## [Document]
———

- Abbreviation: NDSV (Bulgarian)
- Leader: Stanimir Ilchev
- Founder: Simeon Sakskoburggotski
- Founded: 6 April 2001
- Headquarters: Sofia
- Ideology: Populism; Liberalism; Conservative liberalism;
- Political position: Centre to centre-right
- European affiliation: Alliance of Liberals and Democrats for Europe
- International affiliation: Liberal International
- Colors: Yellow
- National Assembly: 0 / 240
- European Parliament: 0 / 17

Party flag

Website
- www.ndsv.bg

= National Movement for Stability and Progress =

Bulgarian political party

The National Movement for Stability and Progress (Национално движение за стабилност и възход, NDSV) is a liberal, populist political party in Bulgaria. It was known as the National Movement Simeon II (Национално движение „Симеон Втори“) until 3 June 2007.

———

## [Written task a]
Print the rows from the line holding "- part-row: [188, 1227, 648, 1247]" through the line holding "- part-description: 2.2UF20% 50V: [923, 506, 1018, 522]", inclusive, without any changes.

## [Input for this task]
———

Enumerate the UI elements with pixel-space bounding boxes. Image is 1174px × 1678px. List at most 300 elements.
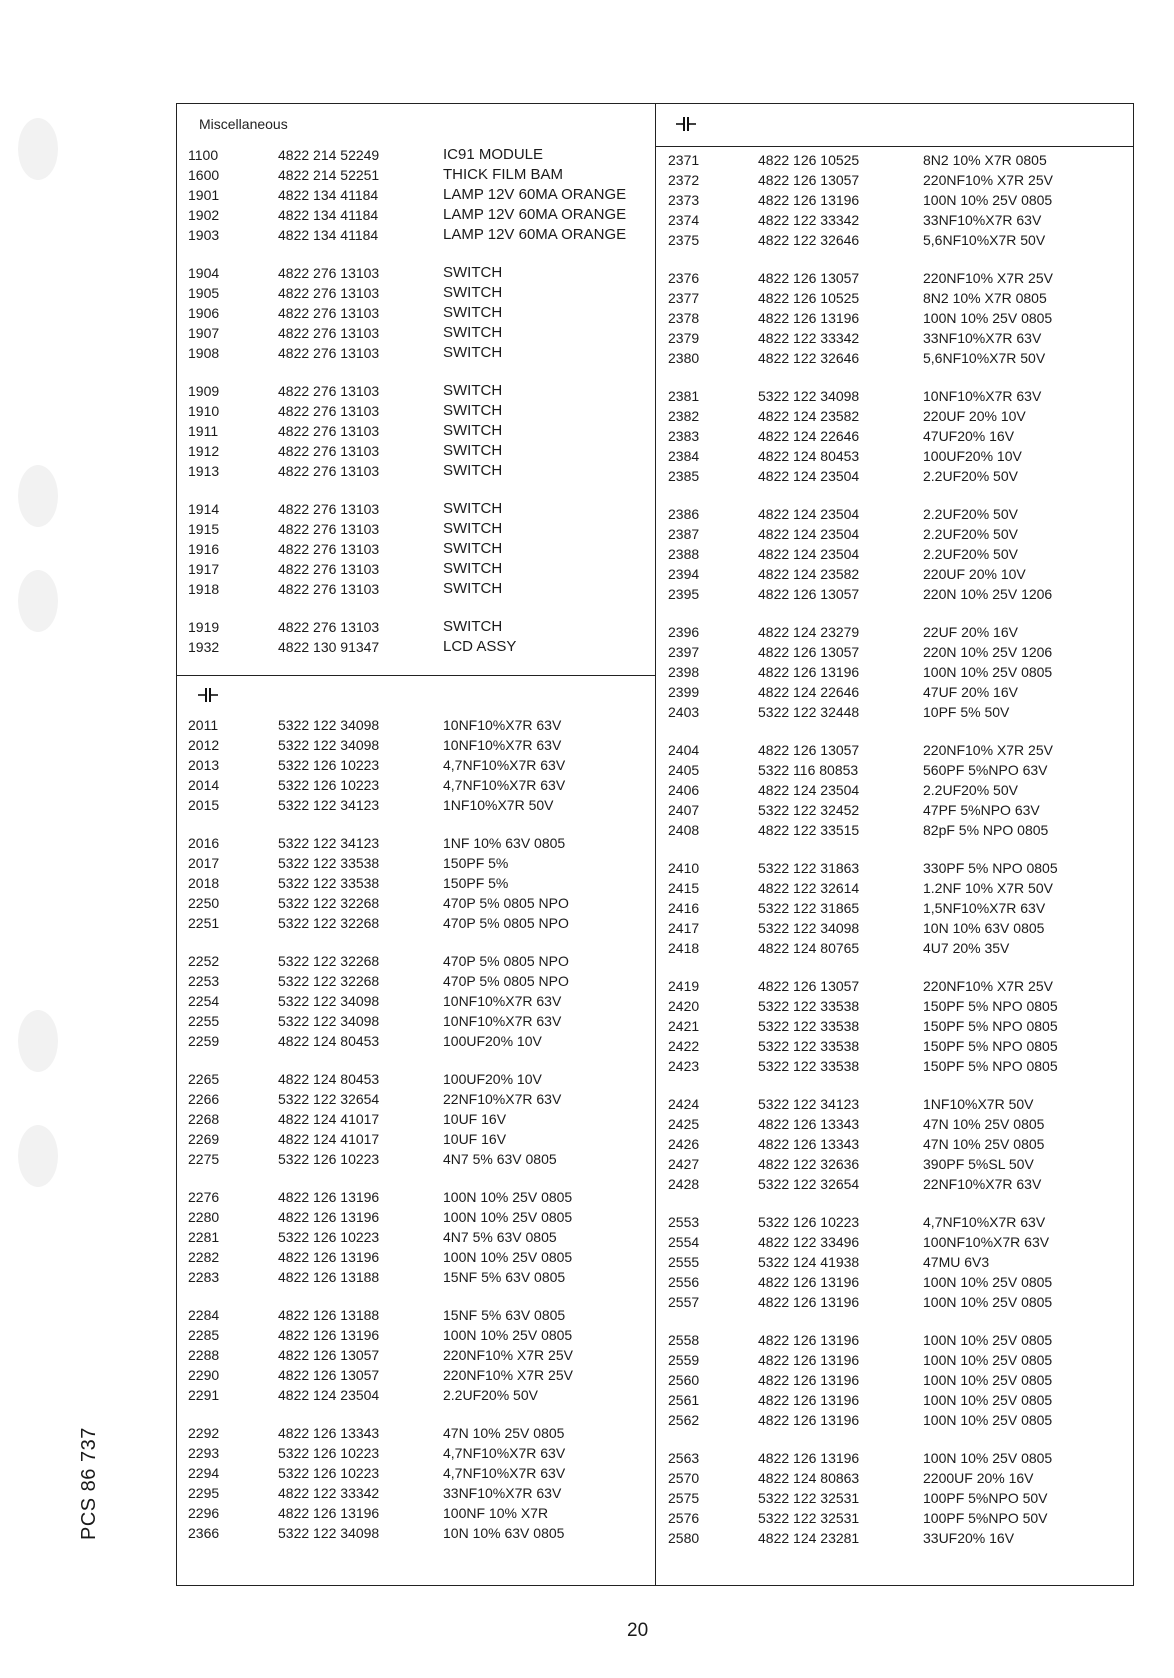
- part-row: [188, 1227, 648, 1247]
- part-description: 100NF 10% X7R: [443, 1505, 549, 1521]
- part-row: [188, 165, 648, 185]
- part-position-number: 2427: [668, 1156, 700, 1172]
- part-row: [668, 504, 1128, 524]
- part-position-number: 2253: [188, 973, 220, 989]
- part-description: 1,5NF10%X7R 63V: [923, 900, 1046, 916]
- part-description: LAMP 12V 60MA ORANGE: [443, 206, 627, 223]
- part-description: 5,6NF10%X7R 50V: [923, 232, 1046, 248]
- part-row: [668, 406, 1128, 426]
- part-row: [188, 263, 648, 283]
- part-row: [668, 1094, 1128, 1114]
- part-order-code: 4822 126 13343: [278, 1425, 380, 1441]
- part-position-number: 2558: [668, 1332, 700, 1348]
- part-row: [668, 858, 1128, 878]
- part-row: [188, 735, 648, 755]
- part-position-number: 2383: [668, 428, 700, 444]
- part-row: [668, 1370, 1128, 1390]
- part-row: [188, 323, 648, 343]
- part-order-code: 4822 122 32646: [758, 232, 860, 248]
- part-position-number: 2420: [668, 998, 700, 1014]
- part-order-code: 5322 122 34123: [758, 1096, 860, 1112]
- part-order-code: 4822 126 13057: [278, 1367, 380, 1383]
- part-description: 470P 5% 0805 NPO: [443, 895, 569, 911]
- part-position-number: 2375: [668, 232, 700, 248]
- part-order-code: 4822 276 13103: [278, 325, 380, 341]
- part-row: [668, 1448, 1128, 1468]
- part-position-number: 2018: [188, 875, 220, 891]
- part-order-code: 5322 122 34098: [758, 920, 860, 936]
- part-description: SWITCH: [443, 462, 503, 479]
- part-row: [668, 1330, 1128, 1350]
- part-position-number: 2296: [188, 1505, 220, 1521]
- part-order-code: 5322 126 10223: [278, 777, 380, 793]
- part-position-number: 2408: [668, 822, 700, 838]
- part-description: 10NF10%X7R 63V: [443, 993, 562, 1009]
- part-position-number: 2376: [668, 270, 700, 286]
- part-description: SWITCH: [443, 324, 503, 341]
- part-row: [188, 1267, 648, 1287]
- group-spacer: [668, 958, 1128, 976]
- part-row: [188, 185, 648, 205]
- part-position-number: 2288: [188, 1347, 220, 1363]
- part-description: 10NF10%X7R 63V: [443, 737, 562, 753]
- part-description: 2.2UF20% 50V: [923, 506, 1018, 522]
- part-row: [188, 401, 648, 421]
- part-order-code: 4822 134 41184: [278, 187, 379, 203]
- part-description: 220NF10% X7R 25V: [443, 1347, 573, 1363]
- part-position-number: 1932: [188, 639, 220, 655]
- part-position-number: 2282: [188, 1249, 220, 1265]
- group-spacer: [188, 245, 648, 263]
- part-description: 1NF 10% 63V 0805: [443, 835, 566, 851]
- capacitor-parts-list-left: [188, 715, 648, 1543]
- part-row: [188, 1187, 648, 1207]
- header-divider-right: [656, 146, 1134, 147]
- part-description: 22UF 20% 16V: [923, 624, 1018, 640]
- part-description: 100PF 5%NPO 50V: [923, 1510, 1048, 1526]
- part-row: [668, 938, 1128, 958]
- part-row: [188, 1385, 648, 1405]
- part-order-code: 4822 126 13057: [758, 172, 860, 188]
- part-row: [668, 288, 1128, 308]
- part-order-code: 4822 126 13196: [758, 1372, 860, 1388]
- part-description: 2.2UF20% 50V: [923, 468, 1018, 484]
- part-row: [188, 1523, 648, 1543]
- part-order-code: 4822 276 13103: [278, 521, 380, 537]
- part-position-number: 2276: [188, 1189, 220, 1205]
- part-order-code: 4822 124 80453: [278, 1033, 380, 1049]
- part-row: [668, 1468, 1128, 1488]
- part-row: [668, 564, 1128, 584]
- group-spacer: [668, 368, 1128, 386]
- part-position-number: 2016: [188, 835, 220, 851]
- part-order-code: 4822 124 23279: [758, 624, 860, 640]
- part-order-code: 4822 276 13103: [278, 305, 380, 321]
- part-position-number: 2398: [668, 664, 700, 680]
- part-position-number: 2576: [668, 1510, 700, 1526]
- part-position-number: 2254: [188, 993, 220, 1009]
- part-position-number: 2403: [668, 704, 700, 720]
- part-row: [188, 971, 648, 991]
- part-description: 100N 10% 25V 0805: [443, 1327, 573, 1343]
- part-position-number: 2385: [668, 468, 700, 484]
- part-row: [668, 348, 1128, 368]
- part-position-number: 2374: [668, 212, 700, 228]
- part-order-code: 5322 122 34098: [278, 737, 380, 753]
- document-code-label: PCS 86 737: [78, 1427, 100, 1540]
- part-position-number: 2386: [668, 506, 700, 522]
- part-row: [188, 617, 648, 637]
- part-description: 1.2NF 10% X7R 50V: [923, 880, 1053, 896]
- part-order-code: 5322 126 10223: [278, 1151, 380, 1167]
- part-description: 4U7 20% 35V: [923, 940, 1010, 956]
- part-description: 470P 5% 0805 NPO: [443, 915, 569, 931]
- part-position-number: 2570: [668, 1470, 700, 1486]
- part-order-code: 4822 122 33342: [758, 212, 860, 228]
- part-description: 100NF10%X7R 63V: [923, 1234, 1050, 1250]
- part-description: 100N 10% 25V 0805: [923, 1352, 1053, 1368]
- part-position-number: 2012: [188, 737, 220, 753]
- part-position-number: 2388: [668, 546, 700, 562]
- part-description: 100UF20% 10V: [923, 448, 1022, 464]
- part-order-code: 4822 276 13103: [278, 265, 380, 281]
- part-position-number: 2255: [188, 1013, 220, 1029]
- part-order-code: 4822 124 23504: [758, 506, 860, 522]
- miscellaneous-parts-list: [188, 145, 648, 657]
- part-position-number: 1919: [188, 619, 220, 635]
- part-row: [668, 898, 1128, 918]
- part-description: 8N2 10% X7R 0805: [923, 152, 1047, 168]
- part-order-code: 4822 122 32636: [758, 1156, 860, 1172]
- part-order-code: 4822 134 41184: [278, 227, 379, 243]
- part-description: 100N 10% 25V 0805: [923, 310, 1053, 326]
- part-order-code: 4822 126 13196: [758, 1450, 860, 1466]
- part-description: 100PF 5%NPO 50V: [923, 1490, 1048, 1506]
- part-row: [188, 1463, 648, 1483]
- punch-hole: [18, 1010, 58, 1072]
- part-description: SWITCH: [443, 442, 503, 459]
- part-position-number: 2415: [668, 880, 700, 896]
- part-position-number: 2561: [668, 1392, 700, 1408]
- part-order-code: 4822 126 13196: [758, 1274, 860, 1290]
- part-description: 470P 5% 0805 NPO: [443, 953, 569, 969]
- part-position-number: 1912: [188, 443, 220, 459]
- part-description: 4,7NF10%X7R 63V: [923, 1214, 1046, 1230]
- part-position-number: 2399: [668, 684, 700, 700]
- part-row: [188, 795, 648, 815]
- group-spacer: [668, 1312, 1128, 1330]
- part-row: [188, 913, 648, 933]
- part-position-number: 1915: [188, 521, 220, 537]
- part-description: 220NF10% X7R 25V: [923, 270, 1053, 286]
- part-description: 47UF 20% 16V: [923, 684, 1018, 700]
- part-row: [668, 820, 1128, 840]
- part-order-code: 4822 126 13196: [278, 1327, 380, 1343]
- part-order-code: 4822 276 13103: [278, 561, 380, 577]
- part-position-number: 2011: [188, 717, 219, 733]
- part-order-code: 5322 122 33538: [758, 1058, 860, 1074]
- part-order-code: 4822 122 32646: [758, 350, 860, 366]
- part-description: 2.2UF20% 50V: [923, 526, 1018, 542]
- part-position-number: 2250: [188, 895, 220, 911]
- part-description: 33NF10%X7R 63V: [923, 212, 1042, 228]
- part-order-code: 5322 122 32531: [758, 1510, 860, 1526]
- part-position-number: 1917: [188, 561, 220, 577]
- part-position-number: 2384: [668, 448, 700, 464]
- part-row: [188, 1069, 648, 1089]
- part-order-code: 5322 122 32452: [758, 802, 860, 818]
- part-description: SWITCH: [443, 344, 503, 361]
- part-position-number: 1100: [188, 147, 219, 163]
- part-position-number: 2417: [668, 920, 700, 936]
- part-order-code: 4822 124 23504: [758, 546, 860, 562]
- part-order-code: 4822 276 13103: [278, 383, 380, 399]
- group-spacer: [668, 1194, 1128, 1212]
- part-order-code: 5322 126 10223: [278, 1229, 380, 1245]
- part-order-code: 5322 122 31863: [758, 860, 860, 876]
- part-description: 22NF10%X7R 63V: [923, 1176, 1042, 1192]
- part-position-number: 2422: [668, 1038, 700, 1054]
- part-order-code: 4822 126 13196: [758, 1332, 860, 1348]
- part-row: [188, 1503, 648, 1523]
- part-description: 220NF10% X7R 25V: [443, 1367, 573, 1383]
- part-order-code: 4822 276 13103: [278, 541, 380, 557]
- part-description: 150PF 5% NPO 0805: [923, 1018, 1058, 1034]
- part-row: [668, 1232, 1128, 1252]
- part-order-code: 4822 124 80453: [758, 448, 860, 464]
- part-position-number: 2397: [668, 644, 700, 660]
- part-row: [188, 1305, 648, 1325]
- part-description: LAMP 12V 60MA ORANGE: [443, 186, 627, 203]
- group-spacer: [188, 1287, 648, 1305]
- part-position-number: 2425: [668, 1116, 700, 1132]
- part-description: 2.2UF20% 50V: [443, 1387, 538, 1403]
- part-description: 220UF 20% 10V: [923, 408, 1026, 424]
- part-order-code: 5322 122 33538: [758, 1018, 860, 1034]
- part-position-number: 1916: [188, 541, 220, 557]
- part-row: [668, 1508, 1128, 1528]
- part-description: 4,7NF10%X7R 63V: [443, 1465, 566, 1481]
- part-description: 82pF 5% NPO 0805: [923, 822, 1049, 838]
- part-description: 220N 10% 25V 1206: [923, 644, 1053, 660]
- part-position-number: 2265: [188, 1071, 220, 1087]
- part-description: 220NF10% X7R 25V: [923, 978, 1053, 994]
- part-row: [668, 1016, 1128, 1036]
- part-row: [188, 303, 648, 323]
- part-row: [188, 893, 648, 913]
- part-row: [188, 1109, 648, 1129]
- part-order-code: 4822 124 23504: [758, 782, 860, 798]
- part-row: [188, 1483, 648, 1503]
- part-order-code: 5322 122 34098: [758, 388, 860, 404]
- part-row: [188, 1129, 648, 1149]
- part-order-code: 4822 126 13196: [278, 1505, 380, 1521]
- part-description: 220UF 20% 10V: [923, 566, 1026, 582]
- part-row: [668, 740, 1128, 760]
- part-row: [188, 755, 648, 775]
- part-description: SWITCH: [443, 284, 503, 301]
- part-position-number: 2563: [668, 1450, 700, 1466]
- part-row: [188, 775, 648, 795]
- part-position-number: 2382: [668, 408, 700, 424]
- punch-hole: [18, 570, 58, 632]
- part-row: [668, 1488, 1128, 1508]
- part-order-code: 4822 124 41017: [278, 1111, 380, 1127]
- part-position-number: 2562: [668, 1412, 700, 1428]
- group-spacer: [668, 722, 1128, 740]
- part-order-code: 4822 126 13057: [758, 586, 860, 602]
- part-order-code: 4822 126 13196: [758, 1412, 860, 1428]
- part-description: SWITCH: [443, 618, 503, 635]
- part-row: [668, 800, 1128, 820]
- part-order-code: 5322 122 34098: [278, 717, 380, 733]
- part-order-code: 4822 126 13188: [278, 1269, 380, 1285]
- part-order-code: 4822 126 10525: [758, 290, 860, 306]
- punch-hole: [18, 465, 58, 527]
- part-row: [668, 1212, 1128, 1232]
- part-position-number: 2395: [668, 586, 700, 602]
- part-position-number: 2268: [188, 1111, 220, 1127]
- part-description: 4,7NF10%X7R 63V: [443, 777, 566, 793]
- part-row: [188, 637, 648, 657]
- part-description: 47N 10% 25V 0805: [923, 1136, 1045, 1152]
- part-order-code: 4822 126 13188: [278, 1307, 380, 1323]
- part-order-code: 4822 124 80765: [758, 940, 860, 956]
- part-row: [188, 539, 648, 559]
- part-description: 1NF10%X7R 50V: [443, 797, 554, 813]
- part-description: 8N2 10% X7R 0805: [923, 290, 1047, 306]
- part-order-code: 4822 126 13057: [758, 742, 860, 758]
- part-position-number: 2419: [668, 978, 700, 994]
- part-row: [668, 1056, 1128, 1076]
- part-position-number: 1907: [188, 325, 220, 341]
- part-row: [668, 230, 1128, 250]
- part-row: [188, 1365, 648, 1385]
- part-row: [188, 461, 648, 481]
- part-row: [668, 918, 1128, 938]
- part-order-code: 4822 126 13196: [758, 664, 860, 680]
- part-order-code: 5322 126 10223: [758, 1214, 860, 1230]
- part-row: [668, 1350, 1128, 1370]
- part-row: [668, 702, 1128, 722]
- part-position-number: 2266: [188, 1091, 220, 1107]
- part-description: 150PF 5%: [443, 875, 509, 891]
- part-order-code: 4822 124 80863: [758, 1470, 860, 1486]
- capacitor-symbol-icon: [198, 687, 218, 703]
- part-description: 47MU 6V3: [923, 1254, 990, 1270]
- part-row: [188, 225, 648, 245]
- part-row: [668, 1292, 1128, 1312]
- part-position-number: 2281: [188, 1229, 220, 1245]
- group-spacer: [188, 815, 648, 833]
- part-description: 100N 10% 25V 0805: [443, 1189, 573, 1205]
- part-order-code: 4822 126 13057: [758, 978, 860, 994]
- part-position-number: 2013: [188, 757, 220, 773]
- part-description: LAMP 12V 60MA ORANGE: [443, 226, 627, 243]
- part-description: SWITCH: [443, 382, 503, 399]
- part-row: [668, 976, 1128, 996]
- part-description: SWITCH: [443, 304, 503, 321]
- part-position-number: 1910: [188, 403, 220, 419]
- part-order-code: 5322 122 33538: [758, 998, 860, 1014]
- part-description: 100N 10% 25V 0805: [443, 1209, 573, 1225]
- part-position-number: 2405: [668, 762, 700, 778]
- part-order-code: 4822 126 13196: [758, 1352, 860, 1368]
- part-description: 15NF 5% 63V 0805: [443, 1269, 566, 1285]
- part-description: 100UF20% 10V: [443, 1033, 542, 1049]
- part-position-number: 1909: [188, 383, 220, 399]
- part-position-number: 1906: [188, 305, 220, 321]
- part-order-code: 5322 122 34098: [278, 993, 380, 1009]
- part-position-number: 2560: [668, 1372, 700, 1388]
- part-position-number: 2292: [188, 1425, 220, 1441]
- part-order-code: 4822 124 22646: [758, 428, 860, 444]
- part-position-number: 2294: [188, 1465, 220, 1481]
- part-position-number: 2557: [668, 1294, 700, 1310]
- part-order-code: 5322 122 34123: [278, 797, 380, 813]
- part-order-code: 5322 122 32268: [278, 895, 380, 911]
- part-position-number: 2379: [668, 330, 700, 346]
- part-description: SWITCH: [443, 580, 503, 597]
- group-spacer: [188, 933, 648, 951]
- part-description: SWITCH: [443, 560, 503, 577]
- part-position-number: 2426: [668, 1136, 700, 1152]
- part-row: [188, 205, 648, 225]
- part-row: [668, 524, 1128, 544]
- part-order-code: 5322 122 32654: [278, 1091, 380, 1107]
- part-position-number: 1913: [188, 463, 220, 479]
- part-description: 10UF 16V: [443, 1131, 507, 1147]
- part-row: [668, 1134, 1128, 1154]
- part-position-number: 2373: [668, 192, 700, 208]
- part-description: 100N 10% 25V 0805: [443, 1249, 573, 1265]
- part-description: SWITCH: [443, 422, 503, 439]
- part-position-number: 2291: [188, 1387, 220, 1403]
- part-position-number: 2275: [188, 1151, 220, 1167]
- part-order-code: 5322 122 33538: [758, 1038, 860, 1054]
- part-row: [188, 853, 648, 873]
- part-order-code: 4822 126 13196: [278, 1189, 380, 1205]
- part-position-number: 1903: [188, 227, 220, 243]
- part-row: [188, 1325, 648, 1345]
- part-row: [668, 1252, 1128, 1272]
- part-position-number: 2407: [668, 802, 700, 818]
- part-description: 1NF10%X7R 50V: [923, 1096, 1034, 1112]
- part-description: 220N 10% 25V 1206: [923, 586, 1053, 602]
- part-position-number: 2377: [668, 290, 700, 306]
- part-description: SWITCH: [443, 500, 503, 517]
- part-row: [668, 150, 1128, 170]
- part-description: 100N 10% 25V 0805: [923, 1412, 1053, 1428]
- part-row: [668, 1174, 1128, 1194]
- part-row: [668, 446, 1128, 466]
- part-position-number: 1904: [188, 265, 220, 281]
- part-description: 2.2UF20% 50V: [923, 546, 1018, 562]
- part-order-code: 4822 126 13057: [758, 644, 860, 660]
- part-row: [668, 1036, 1128, 1056]
- part-description: 100N 10% 25V 0805: [923, 1332, 1053, 1348]
- part-description: 10NF10%X7R 63V: [443, 717, 562, 733]
- part-description: SWITCH: [443, 402, 503, 419]
- section-divider-left: [176, 675, 656, 676]
- capacitor-symbol-icon: [676, 116, 696, 132]
- group-spacer: [188, 1405, 648, 1423]
- part-position-number: 2394: [668, 566, 700, 582]
- group-spacer: [668, 250, 1128, 268]
- part-row: [668, 1528, 1128, 1548]
- part-row: [668, 1390, 1128, 1410]
- part-description: 22NF10%X7R 63V: [443, 1091, 562, 1107]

———

## [Written task b]
From the National Movement for Stability and Progress text, reproduce the passage between "Bulgarian political party" and "3 June 2007.", inclusive, swapping "populist" for "centrist".

## [Full response a]
- part-row: [188, 1227, 648, 1247]
- part-description: 100NF 10% X7R: [443, 1505, 549, 1521]
- part-row: [188, 165, 648, 185]
- part-position-number: 2427: [668, 1156, 700, 1172]
- part-row: [668, 504, 1128, 524]
- part-position-number: 2253: [188, 973, 220, 989]
- part-description: 1,5NF10%X7R 63V: [923, 900, 1046, 916]
- part-description: LAMP 12V 60MA ORANGE: [443, 206, 627, 223]
- part-description: 5,6NF10%X7R 50V: [923, 232, 1046, 248]
- part-row: [668, 406, 1128, 426]
- part-row: [188, 263, 648, 283]
- part-row: [668, 1094, 1128, 1114]
- part-order-code: 4822 126 13343: [278, 1425, 380, 1441]
- part-position-number: 2558: [668, 1332, 700, 1348]
- part-row: [668, 858, 1128, 878]
- part-row: [188, 735, 648, 755]
- part-position-number: 2383: [668, 428, 700, 444]
- part-row: [668, 1370, 1128, 1390]
- part-row: [188, 323, 648, 343]
- part-order-code: 4822 122 32646: [758, 232, 860, 248]
- part-position-number: 2420: [668, 998, 700, 1014]
- part-order-code: 5322 122 34123: [758, 1096, 860, 1112]
- part-order-code: 4822 126 13057: [278, 1367, 380, 1383]
- part-description: 470P 5% 0805 NPO: [443, 895, 569, 911]
- part-position-number: 2375: [668, 232, 700, 248]
- part-order-code: 4822 276 13103: [278, 325, 380, 341]
- part-row: [668, 1448, 1128, 1468]
- part-position-number: 2018: [188, 875, 220, 891]
- part-order-code: 5322 122 34098: [758, 920, 860, 936]
- part-description: SWITCH: [443, 462, 503, 479]
- part-row: [668, 1330, 1128, 1350]
- part-position-number: 2296: [188, 1505, 220, 1521]
- part-order-code: 5322 126 10223: [278, 777, 380, 793]
- part-position-number: 2408: [668, 822, 700, 838]
- part-description: 10NF10%X7R 63V: [443, 993, 562, 1009]
- part-position-number: 2376: [668, 270, 700, 286]
- part-description: SWITCH: [443, 324, 503, 341]
- part-row: [188, 1267, 648, 1287]
- group-spacer: [668, 958, 1128, 976]
- part-row: [188, 185, 648, 205]
- part-position-number: 2288: [188, 1347, 220, 1363]
- part-description: 10NF10%X7R 63V: [443, 737, 562, 753]
- part-description: 2.2UF20% 50V: [923, 506, 1018, 522]

## [Full response b]
Bulgarian political party

The National Movement for Stability and Progress (Национално движение за стабилност и възход, NDSV) is a liberal, centrist political party in Bulgaria. It was known as the National Movement Simeon II (Национално движение „Симеон Втори“) until 3 June 2007.